= GIVEN INSTRUCTION =
The records that follow must be reproduced in full, exactly as written.

= SUPPLIED INFORMATION =
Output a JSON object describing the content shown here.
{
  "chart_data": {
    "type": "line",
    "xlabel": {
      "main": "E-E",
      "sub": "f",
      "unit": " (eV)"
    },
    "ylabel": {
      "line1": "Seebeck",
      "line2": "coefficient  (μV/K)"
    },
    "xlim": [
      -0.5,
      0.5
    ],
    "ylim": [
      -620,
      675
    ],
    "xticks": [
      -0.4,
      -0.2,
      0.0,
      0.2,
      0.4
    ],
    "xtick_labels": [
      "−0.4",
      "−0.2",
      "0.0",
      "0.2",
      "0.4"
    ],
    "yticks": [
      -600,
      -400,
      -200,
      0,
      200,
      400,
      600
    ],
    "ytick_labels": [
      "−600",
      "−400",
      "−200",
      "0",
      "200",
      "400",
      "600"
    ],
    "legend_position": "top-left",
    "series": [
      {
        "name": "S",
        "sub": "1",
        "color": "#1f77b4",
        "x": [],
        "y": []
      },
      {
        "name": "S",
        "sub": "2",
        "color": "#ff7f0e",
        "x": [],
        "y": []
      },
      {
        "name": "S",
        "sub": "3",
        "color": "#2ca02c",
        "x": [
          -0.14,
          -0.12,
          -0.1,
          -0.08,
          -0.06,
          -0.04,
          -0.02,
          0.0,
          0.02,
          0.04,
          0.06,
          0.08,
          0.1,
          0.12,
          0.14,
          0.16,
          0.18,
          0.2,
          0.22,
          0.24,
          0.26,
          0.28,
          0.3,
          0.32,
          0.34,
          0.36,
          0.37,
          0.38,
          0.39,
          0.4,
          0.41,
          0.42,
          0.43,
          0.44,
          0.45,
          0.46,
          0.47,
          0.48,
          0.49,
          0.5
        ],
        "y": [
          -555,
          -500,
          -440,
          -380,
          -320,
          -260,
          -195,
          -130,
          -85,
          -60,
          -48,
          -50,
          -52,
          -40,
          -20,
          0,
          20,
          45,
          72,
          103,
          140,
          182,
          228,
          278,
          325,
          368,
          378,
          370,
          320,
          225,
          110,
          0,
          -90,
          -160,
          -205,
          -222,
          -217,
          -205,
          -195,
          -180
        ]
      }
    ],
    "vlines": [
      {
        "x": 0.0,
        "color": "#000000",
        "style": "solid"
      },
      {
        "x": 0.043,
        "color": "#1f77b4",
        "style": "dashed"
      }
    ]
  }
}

= CORRECT RESPONSE =
Output a JSON object describing the content shown here.
{
  "chart_data": {
    "type": "line",
    "xlabel": {
      "main": "E-E",
      "sub": "f",
      "unit": " (eV)"
    },
    "ylabel": {
      "line1": "Seebeck",
      "line2": "coefficient  (μV/K)"
    },
    "xlim": [
      -0.5,
      0.5
    ],
    "ylim": [
      -620,
      675
    ],
    "xticks": [
      -0.4,
      -0.2,
      0.0,
      0.2,
      0.4
    ],
    "xtick_labels": [
      "−0.4",
      "−0.2",
      "0.0",
      "0.2",
      "0.4"
    ],
    "yticks": [
      -600,
      -400,
      -200,
      0,
      200,
      400,
      600
    ],
    "ytick_labels": [
      "−600",
      "−400",
      "−200",
      "0",
      "200",
      "400",
      "600"
    ],
    "legend_position": "top-left",
    "series": [
      {
        "name": "S",
        "sub": "1",
        "color": "#1f77b4",
        "x": [],
        "y": []
      },
      {
        "name": "S",
        "sub": "2",
        "color": "#ff7f0e",
        "x": [],
        "y": []
      },
      {
        "name": "S",
        "sub": "3",
        "color": "#2ca02c",
        "x": [
          -0.14,
          -0.12,
          -0.1,
          -0.08,
          -0.06,
          -0.04,
          -0.02,
          0.0,
          0.02,
          0.04,
          0.06,
          0.08,
          0.1,
          0.12,
          0.14,
          0.16,
          0.18,
          0.2,
          0.22,
          0.24,
          0.26,
          0.28,
          0.3,
          0.32,
          0.34,
          0.36,
          0.37,
          0.38,
          0.39,
          0.4,
          0.41,
          0.42,
          0.43,
          0.44,
          0.45,
          0.46,
          0.47,
          0.48,
          0.49,
          0.5
        ],
        "y": [
          -555,
          -500,
          -440,
          -380,
          -320,
          -260,
          -195,
          -130,
          -85,
          -60,
          -48,
          -50,
          -52,
          -40,
          -20,
          0,
          20,
          45,
          72,
          103,
          140,
          182,
          228,
          278,
          325,
          368,
          378,
          370,
          320,
          225,
          110,
          0,
          -90,
          -160,
          -205,
          -222,
          -217,
          -205,
          -195,
          -180
        ]
      }
    ],
    "vlines": [
      {
        "x": 0.0,
        "color": "#000000",
        "style": "solid"
      },
      {
        "x": 0.043,
        "color": "#1f77b4",
        "style": "dashed"
      }
    ]
  }
}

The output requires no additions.